**Problem to work on**
Find how many lines hold the word "device" and give that number only.

** Begin **

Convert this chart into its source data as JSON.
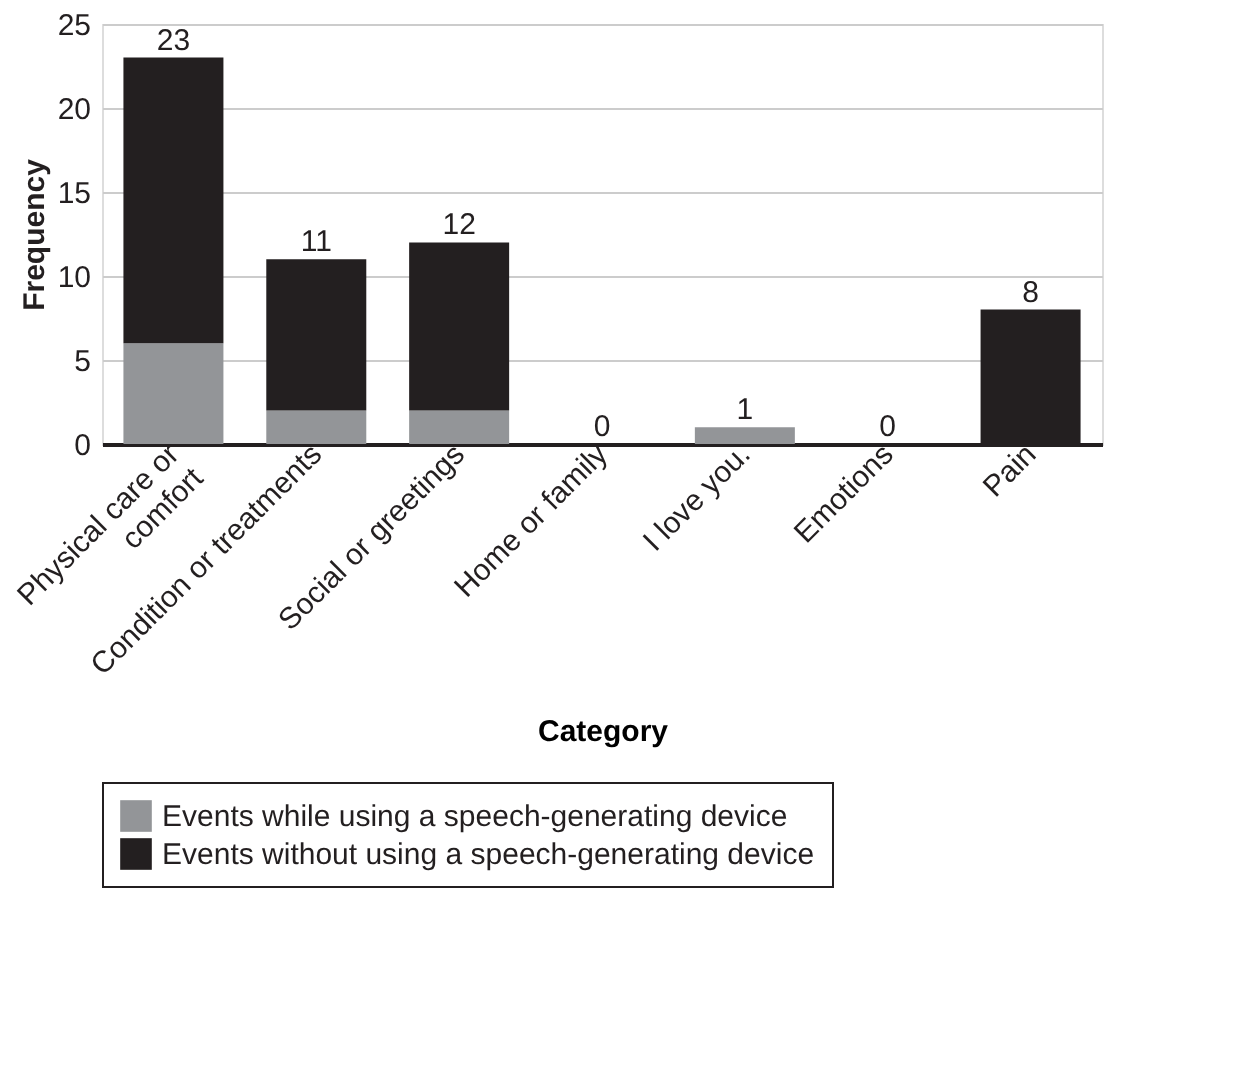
{
  "chart_data": {
    "type": "bar",
    "stacked": true,
    "xlabel": "Category",
    "ylabel": "Frequency",
    "categories": [
      "Physical care or\ncomfort",
      "Condition or treatments",
      "Social or greetings",
      "Home or family",
      "I love you.",
      "Emotions",
      "Pain"
    ],
    "series": [
      {
        "name": "Events while using a speech-generating device",
        "color": "#939598",
        "values": [
          6,
          2,
          2,
          0,
          1,
          0,
          0
        ]
      },
      {
        "name": "Events without using a speech-generating device",
        "color": "#231f20",
        "values": [
          17,
          9,
          10,
          0,
          0,
          0,
          8
        ]
      }
    ],
    "totals": [
      "23",
      "11",
      "12",
      "0",
      "1",
      "0",
      "8"
    ],
    "ylim": [
      0,
      25
    ],
    "yticks": [
      0,
      5,
      10,
      15,
      20,
      25
    ],
    "grid": "y",
    "legend": "bottom"
  }
}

** End **

**Correct output**
2